= What the task asks =
Repeat each record below exactly as given.

Stored entries:
....
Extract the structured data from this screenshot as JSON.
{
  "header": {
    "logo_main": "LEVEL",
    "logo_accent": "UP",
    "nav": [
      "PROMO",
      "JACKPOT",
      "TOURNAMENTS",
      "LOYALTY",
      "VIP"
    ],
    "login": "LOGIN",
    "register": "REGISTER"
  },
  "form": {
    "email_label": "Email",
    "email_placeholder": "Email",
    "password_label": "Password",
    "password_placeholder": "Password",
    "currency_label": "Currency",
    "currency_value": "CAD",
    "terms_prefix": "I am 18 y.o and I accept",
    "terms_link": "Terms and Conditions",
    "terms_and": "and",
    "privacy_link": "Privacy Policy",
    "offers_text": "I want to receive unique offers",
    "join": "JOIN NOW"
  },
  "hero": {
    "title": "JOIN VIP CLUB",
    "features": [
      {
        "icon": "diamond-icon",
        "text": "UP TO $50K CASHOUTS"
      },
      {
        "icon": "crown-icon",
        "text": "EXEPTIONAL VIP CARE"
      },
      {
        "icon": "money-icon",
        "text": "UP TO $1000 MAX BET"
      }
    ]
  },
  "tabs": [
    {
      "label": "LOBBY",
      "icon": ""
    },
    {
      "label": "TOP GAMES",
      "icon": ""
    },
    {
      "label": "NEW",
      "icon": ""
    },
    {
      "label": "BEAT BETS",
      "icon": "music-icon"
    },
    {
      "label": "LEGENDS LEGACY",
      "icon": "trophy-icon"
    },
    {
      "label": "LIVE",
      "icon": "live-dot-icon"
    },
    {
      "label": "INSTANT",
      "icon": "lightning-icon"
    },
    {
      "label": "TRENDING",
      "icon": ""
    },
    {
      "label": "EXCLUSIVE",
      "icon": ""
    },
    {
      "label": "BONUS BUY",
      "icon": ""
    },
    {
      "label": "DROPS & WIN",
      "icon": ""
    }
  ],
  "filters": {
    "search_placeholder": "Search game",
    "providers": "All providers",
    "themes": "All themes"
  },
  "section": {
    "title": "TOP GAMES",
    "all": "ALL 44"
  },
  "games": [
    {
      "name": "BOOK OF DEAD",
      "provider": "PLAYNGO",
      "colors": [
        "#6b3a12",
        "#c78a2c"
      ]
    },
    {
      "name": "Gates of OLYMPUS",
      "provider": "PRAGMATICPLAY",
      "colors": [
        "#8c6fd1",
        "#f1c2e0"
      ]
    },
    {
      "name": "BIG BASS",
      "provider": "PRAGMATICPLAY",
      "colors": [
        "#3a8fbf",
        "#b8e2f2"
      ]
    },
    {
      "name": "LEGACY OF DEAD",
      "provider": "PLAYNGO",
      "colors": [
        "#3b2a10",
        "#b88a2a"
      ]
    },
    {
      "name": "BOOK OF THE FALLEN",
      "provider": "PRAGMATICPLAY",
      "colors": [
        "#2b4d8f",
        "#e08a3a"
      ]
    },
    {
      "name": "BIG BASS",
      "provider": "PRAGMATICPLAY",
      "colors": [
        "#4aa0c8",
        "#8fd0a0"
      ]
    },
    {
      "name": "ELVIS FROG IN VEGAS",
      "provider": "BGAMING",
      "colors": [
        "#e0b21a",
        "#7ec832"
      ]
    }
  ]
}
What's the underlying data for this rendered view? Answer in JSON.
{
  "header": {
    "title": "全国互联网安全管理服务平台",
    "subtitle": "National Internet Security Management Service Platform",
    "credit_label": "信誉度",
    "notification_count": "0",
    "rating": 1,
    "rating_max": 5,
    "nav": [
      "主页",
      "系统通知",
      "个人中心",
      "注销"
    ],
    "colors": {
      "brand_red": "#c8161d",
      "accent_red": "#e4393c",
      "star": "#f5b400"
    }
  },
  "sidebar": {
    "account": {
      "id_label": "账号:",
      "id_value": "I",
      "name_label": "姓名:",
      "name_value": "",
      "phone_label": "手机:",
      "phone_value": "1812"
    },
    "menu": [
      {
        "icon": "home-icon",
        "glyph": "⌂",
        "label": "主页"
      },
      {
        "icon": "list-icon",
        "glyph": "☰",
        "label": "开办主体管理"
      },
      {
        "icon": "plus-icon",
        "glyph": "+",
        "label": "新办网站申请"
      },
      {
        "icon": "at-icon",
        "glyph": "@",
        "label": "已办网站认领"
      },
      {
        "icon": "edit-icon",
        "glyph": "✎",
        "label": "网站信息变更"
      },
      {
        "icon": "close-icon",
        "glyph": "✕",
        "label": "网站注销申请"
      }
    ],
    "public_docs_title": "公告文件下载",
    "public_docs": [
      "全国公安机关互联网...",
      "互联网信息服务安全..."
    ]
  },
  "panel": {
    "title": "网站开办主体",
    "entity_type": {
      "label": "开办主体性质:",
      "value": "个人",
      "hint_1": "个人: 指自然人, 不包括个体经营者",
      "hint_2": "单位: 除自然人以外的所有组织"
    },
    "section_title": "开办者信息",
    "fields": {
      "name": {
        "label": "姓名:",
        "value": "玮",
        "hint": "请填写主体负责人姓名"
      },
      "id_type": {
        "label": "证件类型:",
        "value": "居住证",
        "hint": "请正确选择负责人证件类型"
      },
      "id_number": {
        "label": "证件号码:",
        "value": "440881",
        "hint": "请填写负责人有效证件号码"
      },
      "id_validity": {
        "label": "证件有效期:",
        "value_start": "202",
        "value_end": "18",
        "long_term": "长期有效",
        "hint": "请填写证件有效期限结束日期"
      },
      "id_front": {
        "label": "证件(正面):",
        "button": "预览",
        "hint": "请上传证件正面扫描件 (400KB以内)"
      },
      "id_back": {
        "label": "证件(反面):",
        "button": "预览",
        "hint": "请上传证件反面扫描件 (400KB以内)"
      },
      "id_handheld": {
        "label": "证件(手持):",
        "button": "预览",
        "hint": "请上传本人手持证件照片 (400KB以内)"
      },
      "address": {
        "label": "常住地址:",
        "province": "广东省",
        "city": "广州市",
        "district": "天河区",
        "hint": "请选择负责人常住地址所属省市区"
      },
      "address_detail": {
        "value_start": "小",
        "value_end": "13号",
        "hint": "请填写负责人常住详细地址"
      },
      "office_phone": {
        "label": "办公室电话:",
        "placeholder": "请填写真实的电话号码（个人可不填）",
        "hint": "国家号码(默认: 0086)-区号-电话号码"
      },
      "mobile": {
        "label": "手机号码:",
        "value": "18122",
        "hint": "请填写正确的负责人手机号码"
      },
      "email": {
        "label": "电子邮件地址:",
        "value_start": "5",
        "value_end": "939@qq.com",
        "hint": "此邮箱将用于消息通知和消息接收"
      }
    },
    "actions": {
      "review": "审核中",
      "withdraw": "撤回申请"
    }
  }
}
....
= Answer to this problem =
Extract the structured data from this screenshot as JSON.
{
  "header": {
    "logo_main": "LEVEL",
    "logo_accent": "UP",
    "nav": [
      "PROMO",
      "JACKPOT",
      "TOURNAMENTS",
      "LOYALTY",
      "VIP"
    ],
    "login": "LOGIN",
    "register": "REGISTER"
  },
  "form": {
    "email_label": "Email",
    "email_placeholder": "Email",
    "password_label": "Password",
    "password_placeholder": "Password",
    "currency_label": "Currency",
    "currency_value": "CAD",
    "terms_prefix": "I am 18 y.o and I accept",
    "terms_link": "Terms and Conditions",
    "terms_and": "and",
    "privacy_link": "Privacy Policy",
    "offers_text": "I want to receive unique offers",
    "join": "JOIN NOW"
  },
  "hero": {
    "title": "JOIN VIP CLUB",
    "features": [
      {
        "icon": "diamond-icon",
        "text": "UP TO $50K CASHOUTS"
      },
      {
        "icon": "crown-icon",
        "text": "EXEPTIONAL VIP CARE"
      },
      {
        "icon": "money-icon",
        "text": "UP TO $1000 MAX BET"
      }
    ]
  },
  "tabs": [
    {
      "label": "LOBBY",
      "icon": ""
    },
    {
      "label": "TOP GAMES",
      "icon": ""
    },
    {
      "label": "NEW",
      "icon": ""
    },
    {
      "label": "BEAT BETS",
      "icon": "music-icon"
    },
    {
      "label": "LEGENDS LEGACY",
      "icon": "trophy-icon"
    },
    {
      "label": "LIVE",
      "icon": "live-dot-icon"
    },
    {
      "label": "INSTANT",
      "icon": "lightning-icon"
    },
    {
      "label": "TRENDING",
      "icon": ""
    },
    {
      "label": "EXCLUSIVE",
      "icon": ""
    },
    {
      "label": "BONUS BUY",
      "icon": ""
    },
    {
      "label": "DROPS & WIN",
      "icon": ""
    }
  ],
  "filters": {
    "search_placeholder": "Search game",
    "providers": "All providers",
    "themes": "All themes"
  },
  "section": {
    "title": "TOP GAMES",
    "all": "ALL 44"
  },
  "games": [
    {
      "name": "BOOK OF DEAD",
      "provider": "PLAYNGO",
      "colors": [
        "#6b3a12",
        "#c78a2c"
      ]
    },
    {
      "name": "Gates of OLYMPUS",
      "provider": "PRAGMATICPLAY",
      "colors": [
        "#8c6fd1",
        "#f1c2e0"
      ]
    },
    {
      "name": "BIG BASS",
      "provider": "PRAGMATICPLAY",
      "colors": [
        "#3a8fbf",
        "#b8e2f2"
      ]
    },
    {
      "name": "LEGACY OF DEAD",
      "provider": "PLAYNGO",
      "colors": [
        "#3b2a10",
        "#b88a2a"
      ]
    },
    {
      "name": "BOOK OF THE FALLEN",
      "provider": "PRAGMATICPLAY",
      "colors": [
        "#2b4d8f",
        "#e08a3a"
      ]
    },
    {
      "name": "BIG BASS",
      "provider": "PRAGMATICPLAY",
      "colors": [
        "#4aa0c8",
        "#8fd0a0"
      ]
    },
    {
      "name": "ELVIS FROG IN VEGAS",
      "provider": "BGAMING",
      "colors": [
        "#e0b21a",
        "#7ec832"
      ]
    }
  ]
}
What's the underlying data for this rendered view? Answer in JSON.
{
  "header": {
    "title": "全国互联网安全管理服务平台",
    "subtitle": "National Internet Security Management Service Platform",
    "credit_label": "信誉度",
    "notification_count": "0",
    "rating": 1,
    "rating_max": 5,
    "nav": [
      "主页",
      "系统通知",
      "个人中心",
      "注销"
    ],
    "colors": {
      "brand_red": "#c8161d",
      "accent_red": "#e4393c",
      "star": "#f5b400"
    }
  },
  "sidebar": {
    "account": {
      "id_label": "账号:",
      "id_value": "I",
      "name_label": "姓名:",
      "name_value": "",
      "phone_label": "手机:",
      "phone_value": "1812"
    },
    "menu": [
      {
        "icon": "home-icon",
        "glyph": "⌂",
        "label": "主页"
      },
      {
        "icon": "list-icon",
        "glyph": "☰",
        "label": "开办主体管理"
      },
      {
        "icon": "plus-icon",
        "glyph": "+",
        "label": "新办网站申请"
      },
      {
        "icon": "at-icon",
        "glyph": "@",
        "label": "已办网站认领"
      },
      {
        "icon": "edit-icon",
        "glyph": "✎",
        "label": "网站信息变更"
      },
      {
        "icon": "close-icon",
        "glyph": "✕",
        "label": "网站注销申请"
      }
    ],
    "public_docs_title": "公告文件下载",
    "public_docs": [
      "全国公安机关互联网...",
      "互联网信息服务安全..."
    ]
  },
  "panel": {
    "title": "网站开办主体",
    "entity_type": {
      "label": "开办主体性质:",
      "value": "个人",
      "hint_1": "个人: 指自然人, 不包括个体经营者",
      "hint_2": "单位: 除自然人以外的所有组织"
    },
    "section_title": "开办者信息",
    "fields": {
      "name": {
        "label": "姓名:",
        "value": "玮",
        "hint": "请填写主体负责人姓名"
      },
      "id_type": {
        "label": "证件类型:",
        "value": "居住证",
        "hint": "请正确选择负责人证件类型"
      },
      "id_number": {
        "label": "证件号码:",
        "value": "440881",
        "hint": "请填写负责人有效证件号码"
      },
      "id_validity": {
        "label": "证件有效期:",
        "value_start": "202",
        "value_end": "18",
        "long_term": "长期有效",
        "hint": "请填写证件有效期限结束日期"
      },
      "id_front": {
        "label": "证件(正面):",
        "button": "预览",
        "hint": "请上传证件正面扫描件 (400KB以内)"
      },
      "id_back": {
        "label": "证件(反面):",
        "button": "预览",
        "hint": "请上传证件反面扫描件 (400KB以内)"
      },
      "id_handheld": {
        "label": "证件(手持):",
        "button": "预览",
        "hint": "请上传本人手持证件照片 (400KB以内)"
      },
      "address": {
        "label": "常住地址:",
        "province": "广东省",
        "city": "广州市",
        "district": "天河区",
        "hint": "请选择负责人常住地址所属省市区"
      },
      "address_detail": {
        "value_start": "小",
        "value_end": "13号",
        "hint": "请填写负责人常住详细地址"
      },
      "office_phone": {
        "label": "办公室电话:",
        "placeholder": "请填写真实的电话号码（个人可不填）",
        "hint": "国家号码(默认: 0086)-区号-电话号码"
      },
      "mobile": {
        "label": "手机号码:",
        "value": "18122",
        "hint": "请填写正确的负责人手机号码"
      },
      "email": {
        "label": "电子邮件地址:",
        "value_start": "5",
        "value_end": "939@qq.com",
        "hint": "此邮箱将用于消息通知和消息接收"
      }
    },
    "actions": {
      "review": "审核中",
      "withdraw": "撤回申请"
    }
  }
}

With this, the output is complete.